**Aim:** Return all of the entries exactly, with nothing added or left out.
** Begin Exercise input **
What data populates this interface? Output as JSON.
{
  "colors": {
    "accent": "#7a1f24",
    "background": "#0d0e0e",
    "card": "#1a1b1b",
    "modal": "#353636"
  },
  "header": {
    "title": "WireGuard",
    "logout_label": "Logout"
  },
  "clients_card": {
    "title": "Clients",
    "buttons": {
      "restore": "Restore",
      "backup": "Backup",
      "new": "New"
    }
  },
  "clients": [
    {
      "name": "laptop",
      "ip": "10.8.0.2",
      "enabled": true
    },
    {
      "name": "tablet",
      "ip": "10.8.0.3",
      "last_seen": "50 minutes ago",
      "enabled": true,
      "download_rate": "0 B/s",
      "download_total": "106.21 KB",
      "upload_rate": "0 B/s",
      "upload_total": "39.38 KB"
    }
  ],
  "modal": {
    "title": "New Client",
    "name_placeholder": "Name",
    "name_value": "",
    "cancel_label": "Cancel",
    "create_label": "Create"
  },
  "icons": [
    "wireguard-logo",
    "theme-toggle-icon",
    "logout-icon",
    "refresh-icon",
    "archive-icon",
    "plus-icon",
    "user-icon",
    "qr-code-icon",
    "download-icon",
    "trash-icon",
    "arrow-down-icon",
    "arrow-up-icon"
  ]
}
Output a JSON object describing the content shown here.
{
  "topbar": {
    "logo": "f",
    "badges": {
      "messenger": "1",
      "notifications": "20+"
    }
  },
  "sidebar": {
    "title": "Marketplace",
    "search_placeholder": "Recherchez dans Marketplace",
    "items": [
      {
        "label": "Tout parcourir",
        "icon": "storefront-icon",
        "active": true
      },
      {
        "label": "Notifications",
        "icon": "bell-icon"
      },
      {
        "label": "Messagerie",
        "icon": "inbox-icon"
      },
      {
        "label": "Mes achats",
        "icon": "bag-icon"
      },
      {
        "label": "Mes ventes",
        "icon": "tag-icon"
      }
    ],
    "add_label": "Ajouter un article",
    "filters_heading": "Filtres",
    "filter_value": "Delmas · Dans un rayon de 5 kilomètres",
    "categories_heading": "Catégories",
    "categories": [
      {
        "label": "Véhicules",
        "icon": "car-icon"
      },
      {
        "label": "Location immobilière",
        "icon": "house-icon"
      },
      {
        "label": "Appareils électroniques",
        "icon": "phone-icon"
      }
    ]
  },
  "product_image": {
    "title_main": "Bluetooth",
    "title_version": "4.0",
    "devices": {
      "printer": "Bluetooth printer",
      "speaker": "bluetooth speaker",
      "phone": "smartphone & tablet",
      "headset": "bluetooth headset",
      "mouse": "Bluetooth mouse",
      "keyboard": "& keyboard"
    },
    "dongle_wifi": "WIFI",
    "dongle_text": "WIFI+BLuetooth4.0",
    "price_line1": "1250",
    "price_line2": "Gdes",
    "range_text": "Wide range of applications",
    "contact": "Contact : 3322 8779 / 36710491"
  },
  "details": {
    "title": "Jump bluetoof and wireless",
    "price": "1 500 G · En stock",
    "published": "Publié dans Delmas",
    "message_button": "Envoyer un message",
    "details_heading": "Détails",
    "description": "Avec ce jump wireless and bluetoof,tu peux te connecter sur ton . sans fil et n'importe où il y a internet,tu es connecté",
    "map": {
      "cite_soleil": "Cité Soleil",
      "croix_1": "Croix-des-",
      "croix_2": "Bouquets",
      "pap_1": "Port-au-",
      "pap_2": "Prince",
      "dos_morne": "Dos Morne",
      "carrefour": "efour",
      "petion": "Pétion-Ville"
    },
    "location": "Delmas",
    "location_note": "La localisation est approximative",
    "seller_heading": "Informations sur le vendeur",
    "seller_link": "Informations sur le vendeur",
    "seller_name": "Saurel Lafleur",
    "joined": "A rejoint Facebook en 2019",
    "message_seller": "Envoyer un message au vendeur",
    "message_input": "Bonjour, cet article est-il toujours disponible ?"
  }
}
** End Exercise input **
**Solution to the problem:**
What data populates this interface? Output as JSON.
{
  "colors": {
    "accent": "#7a1f24",
    "background": "#0d0e0e",
    "card": "#1a1b1b",
    "modal": "#353636"
  },
  "header": {
    "title": "WireGuard",
    "logout_label": "Logout"
  },
  "clients_card": {
    "title": "Clients",
    "buttons": {
      "restore": "Restore",
      "backup": "Backup",
      "new": "New"
    }
  },
  "clients": [
    {
      "name": "laptop",
      "ip": "10.8.0.2",
      "enabled": true
    },
    {
      "name": "tablet",
      "ip": "10.8.0.3",
      "last_seen": "50 minutes ago",
      "enabled": true,
      "download_rate": "0 B/s",
      "download_total": "106.21 KB",
      "upload_rate": "0 B/s",
      "upload_total": "39.38 KB"
    }
  ],
  "modal": {
    "title": "New Client",
    "name_placeholder": "Name",
    "name_value": "",
    "cancel_label": "Cancel",
    "create_label": "Create"
  },
  "icons": [
    "wireguard-logo",
    "theme-toggle-icon",
    "logout-icon",
    "refresh-icon",
    "archive-icon",
    "plus-icon",
    "user-icon",
    "qr-code-icon",
    "download-icon",
    "trash-icon",
    "arrow-down-icon",
    "arrow-up-icon"
  ]
}
Output a JSON object describing the content shown here.
{
  "topbar": {
    "logo": "f",
    "badges": {
      "messenger": "1",
      "notifications": "20+"
    }
  },
  "sidebar": {
    "title": "Marketplace",
    "search_placeholder": "Recherchez dans Marketplace",
    "items": [
      {
        "label": "Tout parcourir",
        "icon": "storefront-icon",
        "active": true
      },
      {
        "label": "Notifications",
        "icon": "bell-icon"
      },
      {
        "label": "Messagerie",
        "icon": "inbox-icon"
      },
      {
        "label": "Mes achats",
        "icon": "bag-icon"
      },
      {
        "label": "Mes ventes",
        "icon": "tag-icon"
      }
    ],
    "add_label": "Ajouter un article",
    "filters_heading": "Filtres",
    "filter_value": "Delmas · Dans un rayon de 5 kilomètres",
    "categories_heading": "Catégories",
    "categories": [
      {
        "label": "Véhicules",
        "icon": "car-icon"
      },
      {
        "label": "Location immobilière",
        "icon": "house-icon"
      },
      {
        "label": "Appareils électroniques",
        "icon": "phone-icon"
      }
    ]
  },
  "product_image": {
    "title_main": "Bluetooth",
    "title_version": "4.0",
    "devices": {
      "printer": "Bluetooth printer",
      "speaker": "bluetooth speaker",
      "phone": "smartphone & tablet",
      "headset": "bluetooth headset",
      "mouse": "Bluetooth mouse",
      "keyboard": "& keyboard"
    },
    "dongle_wifi": "WIFI",
    "dongle_text": "WIFI+BLuetooth4.0",
    "price_line1": "1250",
    "price_line2": "Gdes",
    "range_text": "Wide range of applications",
    "contact": "Contact : 3322 8779 / 36710491"
  },
  "details": {
    "title": "Jump bluetoof and wireless",
    "price": "1 500 G · En stock",
    "published": "Publié dans Delmas",
    "message_button": "Envoyer un message",
    "details_heading": "Détails",
    "description": "Avec ce jump wireless and bluetoof,tu peux te connecter sur ton . sans fil et n'importe où il y a internet,tu es connecté",
    "map": {
      "cite_soleil": "Cité Soleil",
      "croix_1": "Croix-des-",
      "croix_2": "Bouquets",
      "pap_1": "Port-au-",
      "pap_2": "Prince",
      "dos_morne": "Dos Morne",
      "carrefour": "efour",
      "petion": "Pétion-Ville"
    },
    "location": "Delmas",
    "location_note": "La localisation est approximative",
    "seller_heading": "Informations sur le vendeur",
    "seller_link": "Informations sur le vendeur",
    "seller_name": "Saurel Lafleur",
    "joined": "A rejoint Facebook en 2019",
    "message_seller": "Envoyer un message au vendeur",
    "message_input": "Bonjour, cet article est-il toujours disponible ?"
  }
}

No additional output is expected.